Excerpt provided:

/---

Chee arrives at Tuba City and gets the lay of the conference from fellow police officer Cowboy Albert Dashee. He takes notice when he sees delegate Tom Blankenship bad-mouthing law enforcement, but is told Blankenship is a hot-head but harmless. After she arrives at the conference, Manuelito gets a phone call from Lona Palmer, former wife of Aza, telling her that Richard Horseman was her sister's son. When Manuelito tells Aza Palmer who the victim was, he's devastated. At the conference, she runs into medic Byrum Lee and remembers him as one of the first on the scene at the car bombing.

Manuelito and Palmer go for a drive, and are followed by "Rocket" Robert Palmer, son of Aza and Lona. They pull into a restaurant where father and son have an argument about the divorce. Robert also warns them of groups intent on disrupting the mediations. After the son leaves, Palmer tells Manuelito that he remembers seeing Robert's car in the parking lot when the Shiprock explosion happened. Shortly after leaving the restaurant, Robert is hospitalized after a roll-over accident with the car he was driving. Lona calls Manuelito to tell her of Robert's car accident. She mentions that part of Robert's anger is due to her past tumultuous relationship with Byrum Lee.

\---

Records supplied:
/---

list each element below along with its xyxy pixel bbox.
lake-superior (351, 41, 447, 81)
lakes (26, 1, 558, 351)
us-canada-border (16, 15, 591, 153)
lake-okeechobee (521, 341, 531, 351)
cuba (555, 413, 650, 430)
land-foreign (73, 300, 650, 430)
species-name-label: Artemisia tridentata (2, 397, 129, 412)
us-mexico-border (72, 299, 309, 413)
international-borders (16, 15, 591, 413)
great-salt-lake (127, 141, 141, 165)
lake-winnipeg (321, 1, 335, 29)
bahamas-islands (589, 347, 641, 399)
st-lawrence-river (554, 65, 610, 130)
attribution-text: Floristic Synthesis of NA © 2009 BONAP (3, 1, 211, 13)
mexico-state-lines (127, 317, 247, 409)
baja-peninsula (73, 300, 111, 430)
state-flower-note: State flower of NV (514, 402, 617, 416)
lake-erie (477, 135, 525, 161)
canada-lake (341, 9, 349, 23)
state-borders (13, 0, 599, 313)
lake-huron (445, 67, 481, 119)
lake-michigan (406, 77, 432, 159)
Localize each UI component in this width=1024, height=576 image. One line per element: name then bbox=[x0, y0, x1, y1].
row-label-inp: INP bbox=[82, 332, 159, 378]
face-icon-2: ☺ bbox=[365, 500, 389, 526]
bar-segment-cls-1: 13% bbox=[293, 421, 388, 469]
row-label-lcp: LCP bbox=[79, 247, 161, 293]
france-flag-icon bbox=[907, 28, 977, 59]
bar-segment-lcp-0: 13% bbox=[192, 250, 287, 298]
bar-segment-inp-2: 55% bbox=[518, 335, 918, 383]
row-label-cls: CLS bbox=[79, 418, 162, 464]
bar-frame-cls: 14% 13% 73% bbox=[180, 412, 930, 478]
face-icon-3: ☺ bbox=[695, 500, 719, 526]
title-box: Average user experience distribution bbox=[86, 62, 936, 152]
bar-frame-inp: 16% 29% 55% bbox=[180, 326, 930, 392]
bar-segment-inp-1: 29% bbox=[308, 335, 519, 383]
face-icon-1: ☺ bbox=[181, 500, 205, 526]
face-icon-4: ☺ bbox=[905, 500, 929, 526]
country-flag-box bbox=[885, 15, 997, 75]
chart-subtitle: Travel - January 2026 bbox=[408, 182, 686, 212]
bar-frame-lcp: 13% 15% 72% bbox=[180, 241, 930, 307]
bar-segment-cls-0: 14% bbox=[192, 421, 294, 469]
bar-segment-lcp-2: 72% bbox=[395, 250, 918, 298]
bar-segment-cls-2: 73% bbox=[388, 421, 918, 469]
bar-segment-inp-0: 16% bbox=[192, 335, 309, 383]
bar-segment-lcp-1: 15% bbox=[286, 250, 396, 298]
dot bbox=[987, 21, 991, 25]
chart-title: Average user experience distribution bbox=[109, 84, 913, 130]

\---

Set of tasks:
1 – Print the portion of the plot summary that opens with the words containing "Manuelito and Palmer" and closes with "with Byrum Lee.".
2 – Pick up the plot summary about Chee and Manuelito after its final sentence and keep writing.

Results of the exercise:
1 –
Manuelito and Palmer go for a drive, and are followed by "Rocket" Robert Palmer, son of Aza and Lona. They pull into a restaurant where father and son have an argument about the divorce. Robert also warns them of groups intent on disrupting the mediations. After the son leaves, Palmer tells Manuelito that he remembers seeing Robert's car in the parking lot when the Shiprock explosion happened. Shortly after leaving the restaurant, Robert is hospitalized after a roll-over accident with the car he was driving. Lona calls Manuelito to tell her of Robert's car accident. She mentions that part of Robert's anger is due to her past tumultuous relationship with Byrum Lee.

2 –
The San Juan Southern Paiute Tribe of Arizona was excluded from the conference mediations, because the tribe was deemed too small to be considered. An old Paiute named Denny Duke takes Palmer to talk to his mother, who explains to him why the land is sacred to the Paiute religion and should not be developed over. The entire convention group makes a trip to the potential canyon development site, where Palmer is kidnapped. Manuelito searches for him, and finds herself a target. Running for her life through the rocks, she encounters Náshdóítsoh and begins to sing the Navajo song praising the lion.

==Characters==
- Law enforcement

- Bernadette Manuelito: Formerly a federal Customs Patrol Officer and now an officer in the Navajo Tribal Police. She is the wife of Jim Chee. They live in Shiprock, New Mexico. She was introduced in The Fallen Man.
- Jim Chee: Sergeant in the Navajo Tribal Police, nicknamed "Cheeseburger" by Bernadette's family
- Joe Leaphorn: retired lieutenant from the Navajo Tribal Police, widowed. He lives in Window Rock, Arizona.
- Captain Howard Largo: superior officer at Navajo Tribal Police
- Sandra: officer manager at the police station
- Cowboy Albert Dashee: police officer
- Jerry Cordova: FBI investigator at the scene

- Others

- Louisa Bourebonette: anthropologist who lives with Leaphorn since the death of his wife Emma. She was introduced in Coyote Waits.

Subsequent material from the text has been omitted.